> [DATA IN THIS EXERCISE]:

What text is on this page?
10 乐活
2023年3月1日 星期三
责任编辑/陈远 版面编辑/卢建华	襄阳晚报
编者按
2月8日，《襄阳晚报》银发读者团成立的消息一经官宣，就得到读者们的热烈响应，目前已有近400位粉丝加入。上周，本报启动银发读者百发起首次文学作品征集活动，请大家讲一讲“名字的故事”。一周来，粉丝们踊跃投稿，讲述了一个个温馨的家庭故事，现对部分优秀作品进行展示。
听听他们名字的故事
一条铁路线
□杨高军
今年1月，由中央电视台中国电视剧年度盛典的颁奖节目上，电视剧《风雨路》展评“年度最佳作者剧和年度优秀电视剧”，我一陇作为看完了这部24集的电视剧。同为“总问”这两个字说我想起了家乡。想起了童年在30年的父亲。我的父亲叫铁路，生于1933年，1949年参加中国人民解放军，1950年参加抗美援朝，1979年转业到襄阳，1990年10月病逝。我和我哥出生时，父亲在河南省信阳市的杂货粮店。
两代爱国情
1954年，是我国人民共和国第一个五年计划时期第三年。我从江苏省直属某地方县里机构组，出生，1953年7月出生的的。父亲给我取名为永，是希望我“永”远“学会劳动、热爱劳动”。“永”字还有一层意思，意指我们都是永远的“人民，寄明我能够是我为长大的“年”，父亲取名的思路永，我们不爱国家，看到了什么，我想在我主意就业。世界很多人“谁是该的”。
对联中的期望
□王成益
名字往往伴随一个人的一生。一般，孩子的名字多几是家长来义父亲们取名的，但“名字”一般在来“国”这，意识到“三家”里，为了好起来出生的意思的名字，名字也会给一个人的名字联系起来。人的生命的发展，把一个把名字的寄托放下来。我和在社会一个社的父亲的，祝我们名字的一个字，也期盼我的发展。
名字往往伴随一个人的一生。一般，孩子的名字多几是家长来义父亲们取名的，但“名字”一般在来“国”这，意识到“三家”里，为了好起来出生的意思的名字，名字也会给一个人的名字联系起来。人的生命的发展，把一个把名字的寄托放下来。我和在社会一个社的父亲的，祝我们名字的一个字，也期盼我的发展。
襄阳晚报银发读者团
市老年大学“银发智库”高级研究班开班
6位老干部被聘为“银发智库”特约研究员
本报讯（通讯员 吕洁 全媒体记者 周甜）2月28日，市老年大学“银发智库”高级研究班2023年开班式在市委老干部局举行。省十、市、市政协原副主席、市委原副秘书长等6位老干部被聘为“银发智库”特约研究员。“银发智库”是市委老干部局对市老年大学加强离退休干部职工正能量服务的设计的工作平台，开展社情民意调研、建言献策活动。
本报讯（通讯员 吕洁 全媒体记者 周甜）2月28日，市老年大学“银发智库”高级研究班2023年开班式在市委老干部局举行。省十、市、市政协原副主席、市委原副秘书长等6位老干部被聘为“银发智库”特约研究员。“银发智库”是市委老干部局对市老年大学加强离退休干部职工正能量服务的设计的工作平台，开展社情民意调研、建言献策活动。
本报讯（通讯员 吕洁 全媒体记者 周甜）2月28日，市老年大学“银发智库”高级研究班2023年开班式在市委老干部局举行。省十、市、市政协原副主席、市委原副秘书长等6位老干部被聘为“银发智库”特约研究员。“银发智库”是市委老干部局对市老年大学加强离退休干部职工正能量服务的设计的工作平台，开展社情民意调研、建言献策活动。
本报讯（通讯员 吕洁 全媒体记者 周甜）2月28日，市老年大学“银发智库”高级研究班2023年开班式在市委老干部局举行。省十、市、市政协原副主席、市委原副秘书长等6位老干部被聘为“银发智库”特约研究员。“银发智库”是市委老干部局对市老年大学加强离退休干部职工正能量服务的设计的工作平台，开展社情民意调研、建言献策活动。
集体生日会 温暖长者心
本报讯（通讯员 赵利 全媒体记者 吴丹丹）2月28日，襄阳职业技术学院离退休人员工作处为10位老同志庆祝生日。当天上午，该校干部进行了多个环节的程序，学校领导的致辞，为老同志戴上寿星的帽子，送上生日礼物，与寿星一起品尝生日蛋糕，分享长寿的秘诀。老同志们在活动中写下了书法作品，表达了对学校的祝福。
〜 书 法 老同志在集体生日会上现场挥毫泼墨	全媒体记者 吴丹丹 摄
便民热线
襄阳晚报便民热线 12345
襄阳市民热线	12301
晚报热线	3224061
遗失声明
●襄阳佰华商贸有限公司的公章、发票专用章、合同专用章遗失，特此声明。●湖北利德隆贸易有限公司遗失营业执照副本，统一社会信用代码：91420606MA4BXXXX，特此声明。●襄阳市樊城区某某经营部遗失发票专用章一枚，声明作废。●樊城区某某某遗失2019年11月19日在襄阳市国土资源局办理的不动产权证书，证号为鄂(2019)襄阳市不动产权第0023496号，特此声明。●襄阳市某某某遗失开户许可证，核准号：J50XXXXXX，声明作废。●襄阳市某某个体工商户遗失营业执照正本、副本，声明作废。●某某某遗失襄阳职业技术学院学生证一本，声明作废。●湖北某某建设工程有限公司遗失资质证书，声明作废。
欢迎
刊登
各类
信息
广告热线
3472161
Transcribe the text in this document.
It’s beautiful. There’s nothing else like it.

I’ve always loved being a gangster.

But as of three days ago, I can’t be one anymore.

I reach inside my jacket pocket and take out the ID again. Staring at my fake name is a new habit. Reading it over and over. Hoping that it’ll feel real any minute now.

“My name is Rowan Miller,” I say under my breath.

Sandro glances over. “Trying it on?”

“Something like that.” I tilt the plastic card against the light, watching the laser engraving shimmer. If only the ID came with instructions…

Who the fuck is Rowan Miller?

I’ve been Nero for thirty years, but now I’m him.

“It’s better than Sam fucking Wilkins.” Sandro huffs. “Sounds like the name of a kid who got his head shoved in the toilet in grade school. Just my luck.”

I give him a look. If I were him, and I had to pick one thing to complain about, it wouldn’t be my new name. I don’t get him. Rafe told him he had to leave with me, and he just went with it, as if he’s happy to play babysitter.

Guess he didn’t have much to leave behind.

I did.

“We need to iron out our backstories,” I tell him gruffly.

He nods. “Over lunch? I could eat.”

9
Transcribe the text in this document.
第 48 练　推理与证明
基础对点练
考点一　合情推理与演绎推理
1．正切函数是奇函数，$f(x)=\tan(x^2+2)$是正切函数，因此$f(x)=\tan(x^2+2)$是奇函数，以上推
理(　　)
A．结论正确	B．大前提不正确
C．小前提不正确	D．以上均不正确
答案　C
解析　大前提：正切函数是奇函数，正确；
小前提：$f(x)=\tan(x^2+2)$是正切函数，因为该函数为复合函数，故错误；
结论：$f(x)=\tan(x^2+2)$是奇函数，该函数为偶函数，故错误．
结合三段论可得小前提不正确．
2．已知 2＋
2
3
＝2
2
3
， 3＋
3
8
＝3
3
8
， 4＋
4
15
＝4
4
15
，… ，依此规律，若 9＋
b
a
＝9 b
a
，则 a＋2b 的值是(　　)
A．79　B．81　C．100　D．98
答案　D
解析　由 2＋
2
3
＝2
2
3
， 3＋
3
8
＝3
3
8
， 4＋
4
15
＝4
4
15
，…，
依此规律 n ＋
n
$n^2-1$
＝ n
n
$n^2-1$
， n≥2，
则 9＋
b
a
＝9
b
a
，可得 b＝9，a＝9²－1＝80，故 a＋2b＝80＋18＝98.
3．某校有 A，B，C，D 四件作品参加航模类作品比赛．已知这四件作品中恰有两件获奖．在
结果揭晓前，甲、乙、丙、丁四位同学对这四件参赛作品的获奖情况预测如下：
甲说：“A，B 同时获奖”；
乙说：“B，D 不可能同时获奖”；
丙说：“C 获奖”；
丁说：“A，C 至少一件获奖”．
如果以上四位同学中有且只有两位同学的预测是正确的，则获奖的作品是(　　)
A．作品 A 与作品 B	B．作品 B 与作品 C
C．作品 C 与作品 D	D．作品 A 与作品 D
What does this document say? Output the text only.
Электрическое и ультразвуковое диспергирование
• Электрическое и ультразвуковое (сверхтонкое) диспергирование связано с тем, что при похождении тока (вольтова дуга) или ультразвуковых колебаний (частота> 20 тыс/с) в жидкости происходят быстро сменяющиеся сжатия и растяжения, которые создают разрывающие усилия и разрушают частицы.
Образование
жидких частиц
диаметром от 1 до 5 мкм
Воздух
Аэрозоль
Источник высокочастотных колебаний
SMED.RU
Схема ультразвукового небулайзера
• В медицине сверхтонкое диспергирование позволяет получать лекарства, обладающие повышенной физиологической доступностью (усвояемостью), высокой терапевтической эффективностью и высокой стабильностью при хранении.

> [WORK REQUIRED]: Give the lines from the one containing "What does this" through the end of the entries again, exactly as written and with no other lines.

> [TASK RESPONSE]:
What does this document say? Output the text only.
Электрическое и ультразвуковое диспергирование
• Электрическое и ультразвуковое (сверхтонкое) диспергирование связано с тем, что при похождении тока (вольтова дуга) или ультразвуковых колебаний (частота> 20 тыс/с) в жидкости происходят быстро сменяющиеся сжатия и растяжения, которые создают разрывающие усилия и разрушают частицы.
Образование
жидких частиц
диаметром от 1 до 5 мкм
Воздух
Аэрозоль
Источник высокочастотных колебаний
SMED.RU
Схема ультразвукового небулайзера
• В медицине сверхтонкое диспергирование позволяет получать лекарства, обладающие повышенной физиологической доступностью (усвояемостью), высокой терапевтической эффективностью и высокой стабильностью при хранении.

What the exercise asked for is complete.